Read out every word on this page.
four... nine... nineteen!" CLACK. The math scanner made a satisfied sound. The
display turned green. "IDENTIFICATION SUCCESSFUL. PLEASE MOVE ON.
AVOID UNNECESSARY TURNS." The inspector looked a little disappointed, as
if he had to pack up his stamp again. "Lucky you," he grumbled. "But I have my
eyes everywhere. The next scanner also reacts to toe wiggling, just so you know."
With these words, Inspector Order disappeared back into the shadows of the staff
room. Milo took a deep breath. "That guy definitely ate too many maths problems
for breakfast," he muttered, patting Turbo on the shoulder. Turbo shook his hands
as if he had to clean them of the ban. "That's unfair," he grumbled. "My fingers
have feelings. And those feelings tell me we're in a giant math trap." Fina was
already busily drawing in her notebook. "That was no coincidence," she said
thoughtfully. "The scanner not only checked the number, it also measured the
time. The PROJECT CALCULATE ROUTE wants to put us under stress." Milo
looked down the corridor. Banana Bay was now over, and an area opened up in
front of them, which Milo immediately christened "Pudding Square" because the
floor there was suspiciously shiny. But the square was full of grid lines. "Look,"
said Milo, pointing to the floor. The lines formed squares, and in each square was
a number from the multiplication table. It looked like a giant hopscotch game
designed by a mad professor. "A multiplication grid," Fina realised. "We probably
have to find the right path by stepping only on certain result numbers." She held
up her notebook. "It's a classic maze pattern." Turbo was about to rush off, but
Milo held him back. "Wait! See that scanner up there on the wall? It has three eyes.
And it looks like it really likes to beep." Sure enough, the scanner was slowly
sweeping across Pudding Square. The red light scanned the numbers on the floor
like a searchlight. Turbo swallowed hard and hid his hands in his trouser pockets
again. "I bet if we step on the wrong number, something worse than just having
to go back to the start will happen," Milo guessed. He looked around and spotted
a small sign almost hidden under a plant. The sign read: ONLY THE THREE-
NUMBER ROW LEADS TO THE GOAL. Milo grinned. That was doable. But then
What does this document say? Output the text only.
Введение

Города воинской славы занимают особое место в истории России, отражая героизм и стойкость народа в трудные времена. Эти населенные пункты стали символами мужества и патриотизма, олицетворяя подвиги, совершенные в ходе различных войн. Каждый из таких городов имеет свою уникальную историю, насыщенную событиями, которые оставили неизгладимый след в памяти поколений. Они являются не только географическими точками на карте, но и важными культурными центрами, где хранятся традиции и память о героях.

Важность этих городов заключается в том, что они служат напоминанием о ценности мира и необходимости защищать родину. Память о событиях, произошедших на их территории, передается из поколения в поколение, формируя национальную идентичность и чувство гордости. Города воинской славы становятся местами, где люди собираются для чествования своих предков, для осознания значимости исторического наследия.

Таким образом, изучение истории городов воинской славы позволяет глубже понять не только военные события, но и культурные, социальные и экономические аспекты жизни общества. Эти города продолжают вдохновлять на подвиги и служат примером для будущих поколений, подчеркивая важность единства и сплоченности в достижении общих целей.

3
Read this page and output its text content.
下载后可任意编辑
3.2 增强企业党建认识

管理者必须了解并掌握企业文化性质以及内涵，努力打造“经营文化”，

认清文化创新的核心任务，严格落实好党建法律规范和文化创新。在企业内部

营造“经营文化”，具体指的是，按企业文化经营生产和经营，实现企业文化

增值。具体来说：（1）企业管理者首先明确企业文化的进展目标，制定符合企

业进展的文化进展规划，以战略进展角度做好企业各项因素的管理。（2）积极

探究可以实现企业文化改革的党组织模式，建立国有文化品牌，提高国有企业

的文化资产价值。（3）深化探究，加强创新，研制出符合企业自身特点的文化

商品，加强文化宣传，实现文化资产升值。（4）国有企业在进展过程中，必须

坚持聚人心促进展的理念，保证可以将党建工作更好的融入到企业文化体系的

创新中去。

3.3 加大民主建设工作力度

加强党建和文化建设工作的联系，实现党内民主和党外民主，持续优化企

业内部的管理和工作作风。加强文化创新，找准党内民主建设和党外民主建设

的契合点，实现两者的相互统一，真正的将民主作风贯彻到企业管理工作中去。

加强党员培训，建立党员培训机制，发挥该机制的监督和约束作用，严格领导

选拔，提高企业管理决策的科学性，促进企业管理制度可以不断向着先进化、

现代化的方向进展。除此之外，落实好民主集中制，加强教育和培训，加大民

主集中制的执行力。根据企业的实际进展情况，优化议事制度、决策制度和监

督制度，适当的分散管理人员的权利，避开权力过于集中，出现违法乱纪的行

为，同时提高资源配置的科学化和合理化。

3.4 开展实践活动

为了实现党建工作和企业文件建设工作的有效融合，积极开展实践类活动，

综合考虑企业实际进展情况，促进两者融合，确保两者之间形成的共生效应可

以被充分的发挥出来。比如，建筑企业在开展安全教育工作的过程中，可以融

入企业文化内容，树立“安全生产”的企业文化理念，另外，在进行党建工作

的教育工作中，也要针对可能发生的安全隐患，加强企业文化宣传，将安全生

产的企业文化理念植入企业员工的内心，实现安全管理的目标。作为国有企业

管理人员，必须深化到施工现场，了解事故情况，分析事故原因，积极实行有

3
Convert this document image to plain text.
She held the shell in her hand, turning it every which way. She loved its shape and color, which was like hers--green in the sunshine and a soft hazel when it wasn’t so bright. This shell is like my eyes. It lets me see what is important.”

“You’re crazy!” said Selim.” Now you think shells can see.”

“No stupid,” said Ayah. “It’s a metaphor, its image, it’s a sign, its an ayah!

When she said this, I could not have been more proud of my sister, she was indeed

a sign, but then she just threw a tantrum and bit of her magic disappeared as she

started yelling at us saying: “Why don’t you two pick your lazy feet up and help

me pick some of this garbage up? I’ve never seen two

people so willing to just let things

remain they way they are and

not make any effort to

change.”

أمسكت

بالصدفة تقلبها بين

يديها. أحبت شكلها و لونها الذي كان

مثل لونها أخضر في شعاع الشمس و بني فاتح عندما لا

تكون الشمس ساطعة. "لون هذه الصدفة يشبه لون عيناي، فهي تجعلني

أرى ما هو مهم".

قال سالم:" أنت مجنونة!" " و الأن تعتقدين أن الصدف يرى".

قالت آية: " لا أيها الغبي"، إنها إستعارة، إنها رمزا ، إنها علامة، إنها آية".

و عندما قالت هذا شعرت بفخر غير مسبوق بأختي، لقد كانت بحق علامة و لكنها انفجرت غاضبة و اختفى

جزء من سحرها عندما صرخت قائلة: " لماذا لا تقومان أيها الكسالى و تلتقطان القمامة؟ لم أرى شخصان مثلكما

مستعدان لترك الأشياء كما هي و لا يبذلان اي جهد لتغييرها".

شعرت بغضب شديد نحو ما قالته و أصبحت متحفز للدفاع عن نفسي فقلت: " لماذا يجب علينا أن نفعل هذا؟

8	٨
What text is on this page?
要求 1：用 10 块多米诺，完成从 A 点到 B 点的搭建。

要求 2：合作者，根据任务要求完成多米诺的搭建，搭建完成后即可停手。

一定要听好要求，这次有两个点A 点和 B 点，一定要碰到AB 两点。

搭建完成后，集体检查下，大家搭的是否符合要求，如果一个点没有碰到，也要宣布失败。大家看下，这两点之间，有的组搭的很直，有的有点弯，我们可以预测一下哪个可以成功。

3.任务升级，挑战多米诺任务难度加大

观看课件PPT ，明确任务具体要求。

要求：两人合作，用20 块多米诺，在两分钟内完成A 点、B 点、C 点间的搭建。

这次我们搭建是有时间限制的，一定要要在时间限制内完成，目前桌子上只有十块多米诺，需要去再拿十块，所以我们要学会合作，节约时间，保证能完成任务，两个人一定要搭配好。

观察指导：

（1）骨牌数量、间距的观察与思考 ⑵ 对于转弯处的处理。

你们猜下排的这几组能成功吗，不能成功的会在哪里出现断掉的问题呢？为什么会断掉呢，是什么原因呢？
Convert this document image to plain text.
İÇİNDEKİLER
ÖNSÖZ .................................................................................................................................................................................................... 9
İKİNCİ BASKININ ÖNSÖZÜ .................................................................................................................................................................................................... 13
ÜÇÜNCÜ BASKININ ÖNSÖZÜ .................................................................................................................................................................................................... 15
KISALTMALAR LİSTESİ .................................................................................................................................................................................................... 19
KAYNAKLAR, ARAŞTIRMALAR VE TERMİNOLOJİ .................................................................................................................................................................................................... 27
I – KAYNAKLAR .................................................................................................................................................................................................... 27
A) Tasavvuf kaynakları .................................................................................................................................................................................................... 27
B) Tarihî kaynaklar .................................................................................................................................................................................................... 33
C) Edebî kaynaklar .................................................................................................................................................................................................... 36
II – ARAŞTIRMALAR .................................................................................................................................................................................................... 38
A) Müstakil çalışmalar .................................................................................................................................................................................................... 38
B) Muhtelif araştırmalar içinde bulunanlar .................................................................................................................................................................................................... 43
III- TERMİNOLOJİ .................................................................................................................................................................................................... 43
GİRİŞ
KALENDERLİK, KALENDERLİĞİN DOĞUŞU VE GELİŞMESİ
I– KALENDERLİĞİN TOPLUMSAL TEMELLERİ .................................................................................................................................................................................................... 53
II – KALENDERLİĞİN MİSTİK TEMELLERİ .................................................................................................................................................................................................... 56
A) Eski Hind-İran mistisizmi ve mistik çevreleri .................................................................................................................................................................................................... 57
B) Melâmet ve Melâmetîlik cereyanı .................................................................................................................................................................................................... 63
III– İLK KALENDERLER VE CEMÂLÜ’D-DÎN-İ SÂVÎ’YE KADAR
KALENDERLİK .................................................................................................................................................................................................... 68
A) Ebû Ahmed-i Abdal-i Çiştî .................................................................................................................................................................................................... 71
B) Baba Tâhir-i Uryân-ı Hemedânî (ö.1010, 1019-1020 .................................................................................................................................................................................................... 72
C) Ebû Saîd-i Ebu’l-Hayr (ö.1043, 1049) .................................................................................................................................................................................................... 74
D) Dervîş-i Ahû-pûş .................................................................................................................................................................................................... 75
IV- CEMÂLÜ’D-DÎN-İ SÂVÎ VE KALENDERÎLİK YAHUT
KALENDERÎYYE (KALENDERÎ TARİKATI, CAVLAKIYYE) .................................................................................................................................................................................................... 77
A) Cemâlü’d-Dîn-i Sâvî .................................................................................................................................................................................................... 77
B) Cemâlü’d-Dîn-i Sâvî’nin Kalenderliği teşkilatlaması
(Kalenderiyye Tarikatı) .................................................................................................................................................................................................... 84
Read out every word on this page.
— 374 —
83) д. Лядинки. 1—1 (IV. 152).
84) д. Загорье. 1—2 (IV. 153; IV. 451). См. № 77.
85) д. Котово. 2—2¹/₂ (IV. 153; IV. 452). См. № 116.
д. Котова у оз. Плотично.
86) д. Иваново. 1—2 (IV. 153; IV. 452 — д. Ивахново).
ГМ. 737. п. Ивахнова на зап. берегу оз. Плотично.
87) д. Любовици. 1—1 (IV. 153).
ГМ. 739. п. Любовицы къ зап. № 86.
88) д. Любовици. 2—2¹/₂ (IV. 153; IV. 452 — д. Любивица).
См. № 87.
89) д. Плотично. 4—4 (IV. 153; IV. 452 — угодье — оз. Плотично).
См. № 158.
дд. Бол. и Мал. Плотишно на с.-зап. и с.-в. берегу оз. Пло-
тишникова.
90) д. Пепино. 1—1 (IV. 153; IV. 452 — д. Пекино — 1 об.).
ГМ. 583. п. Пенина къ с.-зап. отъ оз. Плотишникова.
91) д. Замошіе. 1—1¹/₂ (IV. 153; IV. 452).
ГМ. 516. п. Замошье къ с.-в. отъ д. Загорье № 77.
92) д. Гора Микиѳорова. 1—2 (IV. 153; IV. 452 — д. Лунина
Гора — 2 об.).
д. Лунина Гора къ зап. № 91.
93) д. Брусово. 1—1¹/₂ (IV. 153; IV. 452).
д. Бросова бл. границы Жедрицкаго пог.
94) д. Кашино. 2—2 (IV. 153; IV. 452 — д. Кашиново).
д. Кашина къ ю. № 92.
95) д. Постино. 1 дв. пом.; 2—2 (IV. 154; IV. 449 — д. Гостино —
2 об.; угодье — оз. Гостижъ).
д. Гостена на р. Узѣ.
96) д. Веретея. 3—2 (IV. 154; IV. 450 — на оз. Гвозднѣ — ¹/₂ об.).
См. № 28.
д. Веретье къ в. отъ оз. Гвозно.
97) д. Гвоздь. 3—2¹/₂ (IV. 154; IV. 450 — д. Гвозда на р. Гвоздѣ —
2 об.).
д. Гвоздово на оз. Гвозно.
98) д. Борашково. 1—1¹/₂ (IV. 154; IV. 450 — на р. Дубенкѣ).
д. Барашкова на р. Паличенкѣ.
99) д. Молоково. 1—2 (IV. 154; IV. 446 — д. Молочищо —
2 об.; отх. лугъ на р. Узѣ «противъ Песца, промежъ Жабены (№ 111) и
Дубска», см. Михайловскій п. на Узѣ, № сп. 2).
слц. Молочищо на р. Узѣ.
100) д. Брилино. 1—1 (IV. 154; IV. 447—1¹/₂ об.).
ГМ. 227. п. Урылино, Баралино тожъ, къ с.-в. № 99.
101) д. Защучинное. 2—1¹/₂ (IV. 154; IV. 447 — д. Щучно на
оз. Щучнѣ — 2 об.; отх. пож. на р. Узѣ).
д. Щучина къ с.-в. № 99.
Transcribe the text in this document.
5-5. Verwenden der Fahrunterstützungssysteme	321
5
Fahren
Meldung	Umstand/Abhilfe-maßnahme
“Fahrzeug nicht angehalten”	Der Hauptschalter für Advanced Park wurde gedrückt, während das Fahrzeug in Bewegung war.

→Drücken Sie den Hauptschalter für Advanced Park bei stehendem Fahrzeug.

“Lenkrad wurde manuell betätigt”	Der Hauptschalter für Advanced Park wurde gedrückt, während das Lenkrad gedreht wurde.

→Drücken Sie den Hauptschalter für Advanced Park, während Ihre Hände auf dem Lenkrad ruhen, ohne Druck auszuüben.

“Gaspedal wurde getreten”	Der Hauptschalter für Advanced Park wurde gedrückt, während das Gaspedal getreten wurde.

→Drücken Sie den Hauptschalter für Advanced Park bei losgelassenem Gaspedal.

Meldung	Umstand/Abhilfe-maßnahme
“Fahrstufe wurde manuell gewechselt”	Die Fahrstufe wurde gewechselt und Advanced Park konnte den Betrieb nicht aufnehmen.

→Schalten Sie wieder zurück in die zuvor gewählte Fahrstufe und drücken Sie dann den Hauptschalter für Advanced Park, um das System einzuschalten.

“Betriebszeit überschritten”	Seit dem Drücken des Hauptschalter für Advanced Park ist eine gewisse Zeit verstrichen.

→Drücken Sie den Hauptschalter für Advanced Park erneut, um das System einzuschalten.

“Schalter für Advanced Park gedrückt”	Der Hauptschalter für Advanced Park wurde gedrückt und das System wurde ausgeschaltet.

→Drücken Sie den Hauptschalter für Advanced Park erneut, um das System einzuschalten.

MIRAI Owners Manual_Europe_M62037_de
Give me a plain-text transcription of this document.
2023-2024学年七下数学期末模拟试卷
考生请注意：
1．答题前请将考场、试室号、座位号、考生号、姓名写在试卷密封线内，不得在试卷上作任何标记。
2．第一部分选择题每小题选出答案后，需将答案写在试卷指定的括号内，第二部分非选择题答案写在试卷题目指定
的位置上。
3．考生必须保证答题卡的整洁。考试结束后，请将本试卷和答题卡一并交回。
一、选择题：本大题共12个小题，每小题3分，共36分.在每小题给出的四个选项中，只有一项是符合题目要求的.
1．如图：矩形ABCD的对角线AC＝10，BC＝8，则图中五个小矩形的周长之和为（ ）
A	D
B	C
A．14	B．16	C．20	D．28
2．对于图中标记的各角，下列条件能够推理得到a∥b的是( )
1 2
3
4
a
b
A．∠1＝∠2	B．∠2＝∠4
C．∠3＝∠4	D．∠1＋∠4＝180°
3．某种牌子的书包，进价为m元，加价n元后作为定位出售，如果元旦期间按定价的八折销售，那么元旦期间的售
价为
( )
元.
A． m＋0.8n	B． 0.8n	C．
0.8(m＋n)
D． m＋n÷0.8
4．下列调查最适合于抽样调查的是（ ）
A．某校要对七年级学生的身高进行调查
■ ■ ■
▶ _Exercise_: Work out how many lines of the listing above include "أيها". Answer with the number and nothing more.

▶ _Solution_: 2